***** RECORDS TO USE *****
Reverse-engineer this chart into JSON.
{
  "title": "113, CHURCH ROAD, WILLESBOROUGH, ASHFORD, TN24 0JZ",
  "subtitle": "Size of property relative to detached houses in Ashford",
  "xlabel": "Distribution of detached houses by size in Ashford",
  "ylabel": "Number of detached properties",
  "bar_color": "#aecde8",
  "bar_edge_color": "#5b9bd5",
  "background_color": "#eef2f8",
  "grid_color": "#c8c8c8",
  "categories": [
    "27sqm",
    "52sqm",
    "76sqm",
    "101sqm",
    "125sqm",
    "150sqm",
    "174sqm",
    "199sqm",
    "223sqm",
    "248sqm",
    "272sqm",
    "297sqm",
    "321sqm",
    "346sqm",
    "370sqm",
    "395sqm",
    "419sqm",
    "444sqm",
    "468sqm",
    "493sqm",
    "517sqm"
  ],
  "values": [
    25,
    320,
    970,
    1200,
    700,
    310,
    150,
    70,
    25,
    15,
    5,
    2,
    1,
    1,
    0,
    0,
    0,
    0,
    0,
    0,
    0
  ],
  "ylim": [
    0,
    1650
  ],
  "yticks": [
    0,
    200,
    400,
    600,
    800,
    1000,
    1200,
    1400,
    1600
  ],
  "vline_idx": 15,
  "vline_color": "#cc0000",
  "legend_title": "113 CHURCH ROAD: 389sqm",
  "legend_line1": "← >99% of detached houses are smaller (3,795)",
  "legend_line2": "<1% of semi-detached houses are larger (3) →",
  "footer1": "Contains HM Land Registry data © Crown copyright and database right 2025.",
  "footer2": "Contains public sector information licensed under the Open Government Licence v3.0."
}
*****
*PROMPT*: Provide the number of lines in the entries that include "ROAD", and no other text.

*WRITTEN RESPONSE*: 2